§ **Goal**
Using the forum post about scaling runners below, list each thing that the quoted documentation says the BentoDeployment created by Yatai does or makes possible.

How do we scale runner independently of the api server without Yatai? #3303

cadmusthefounder · 2022-12-03T07:36:03Z

cadmusthefounder
Dec 3, 2022

In the docs, it is mentioned that runners are

a unit of computation that can be executed on a remote Python worker and scales independently

and that

while the standalone BentoServer schedules Runner workers on their own Python processes, the BentoDeployment created by Yatai, scales Runner workers in their own group of pods and made it possible to set a different resource requirement for each Runner, and auto-scaling each Runner separately based on their workloads.

Based on the above and the architecture diagram, it seems possible to scale the api servers and runners separately in different pods. I am confused about how they communicate and how data is being transferred between them.

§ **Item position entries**
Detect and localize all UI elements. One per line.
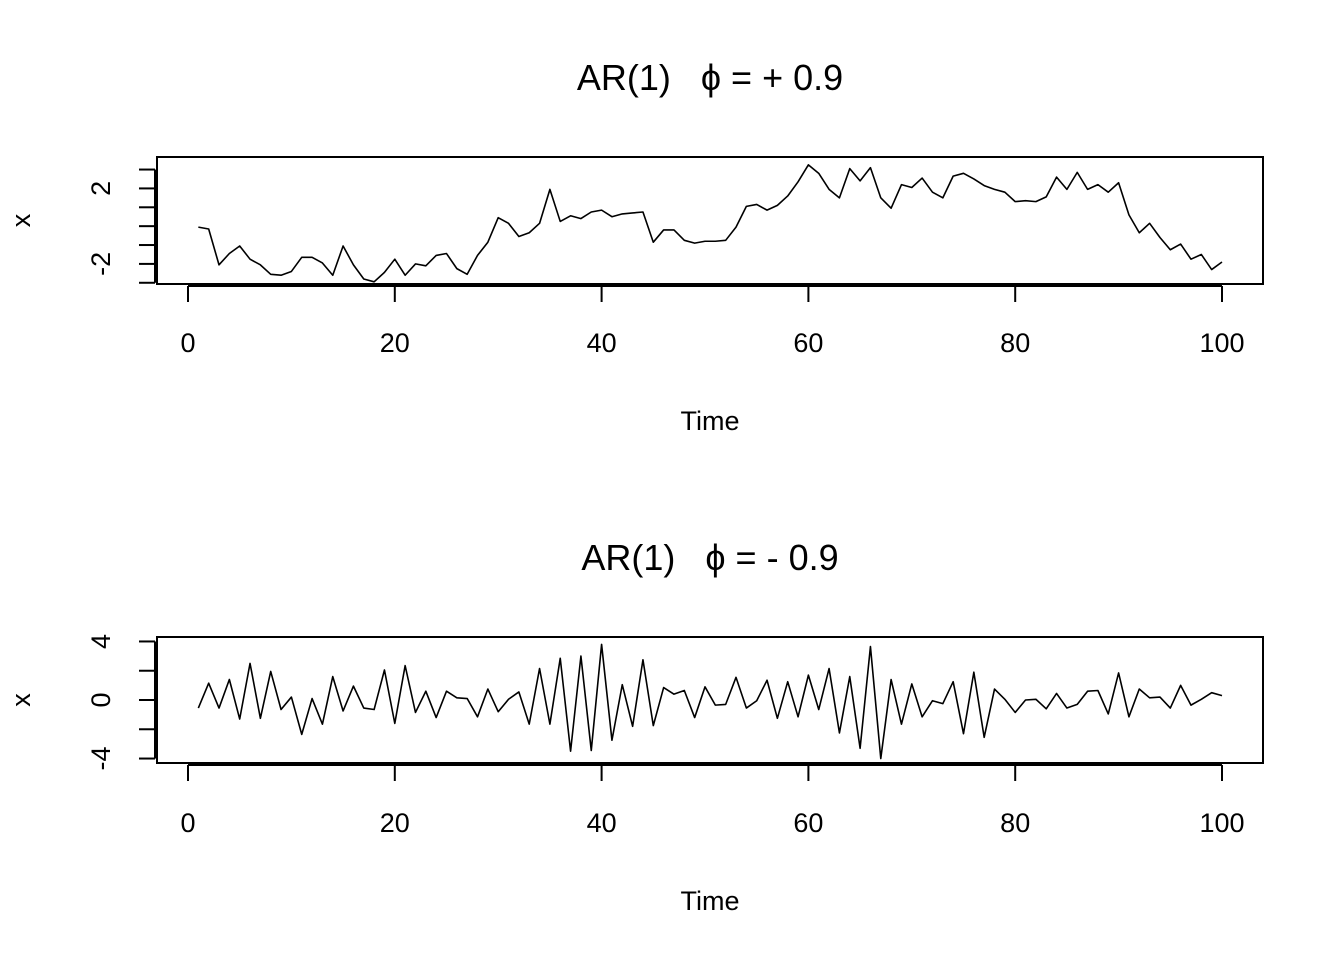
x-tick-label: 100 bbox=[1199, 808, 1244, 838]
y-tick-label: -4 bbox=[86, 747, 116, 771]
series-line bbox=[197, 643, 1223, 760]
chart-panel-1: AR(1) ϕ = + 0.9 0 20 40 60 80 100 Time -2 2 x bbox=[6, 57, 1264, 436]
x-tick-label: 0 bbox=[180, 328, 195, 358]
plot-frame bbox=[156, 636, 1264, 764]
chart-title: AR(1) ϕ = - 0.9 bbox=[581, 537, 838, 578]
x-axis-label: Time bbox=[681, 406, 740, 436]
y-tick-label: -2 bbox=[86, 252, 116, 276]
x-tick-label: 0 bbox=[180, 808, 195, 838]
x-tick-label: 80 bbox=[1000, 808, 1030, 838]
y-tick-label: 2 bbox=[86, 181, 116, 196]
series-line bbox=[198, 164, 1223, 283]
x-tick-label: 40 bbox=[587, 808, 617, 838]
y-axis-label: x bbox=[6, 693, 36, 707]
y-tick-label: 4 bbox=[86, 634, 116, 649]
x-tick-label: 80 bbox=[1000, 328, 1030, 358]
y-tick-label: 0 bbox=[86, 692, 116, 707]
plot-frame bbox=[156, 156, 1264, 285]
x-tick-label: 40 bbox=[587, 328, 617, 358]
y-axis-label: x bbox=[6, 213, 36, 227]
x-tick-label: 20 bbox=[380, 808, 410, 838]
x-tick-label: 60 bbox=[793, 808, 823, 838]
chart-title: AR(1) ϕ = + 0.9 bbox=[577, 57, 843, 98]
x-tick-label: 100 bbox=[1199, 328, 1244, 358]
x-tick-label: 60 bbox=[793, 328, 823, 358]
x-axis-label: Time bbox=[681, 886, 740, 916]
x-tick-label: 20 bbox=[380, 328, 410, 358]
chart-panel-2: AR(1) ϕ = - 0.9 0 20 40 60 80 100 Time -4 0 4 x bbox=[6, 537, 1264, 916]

§ **Response to this task**
- Scales Runner workers in their own group of pods
- Makes it possible to set a different resource requirement for each Runner
- Auto-scales each Runner separately based on its workload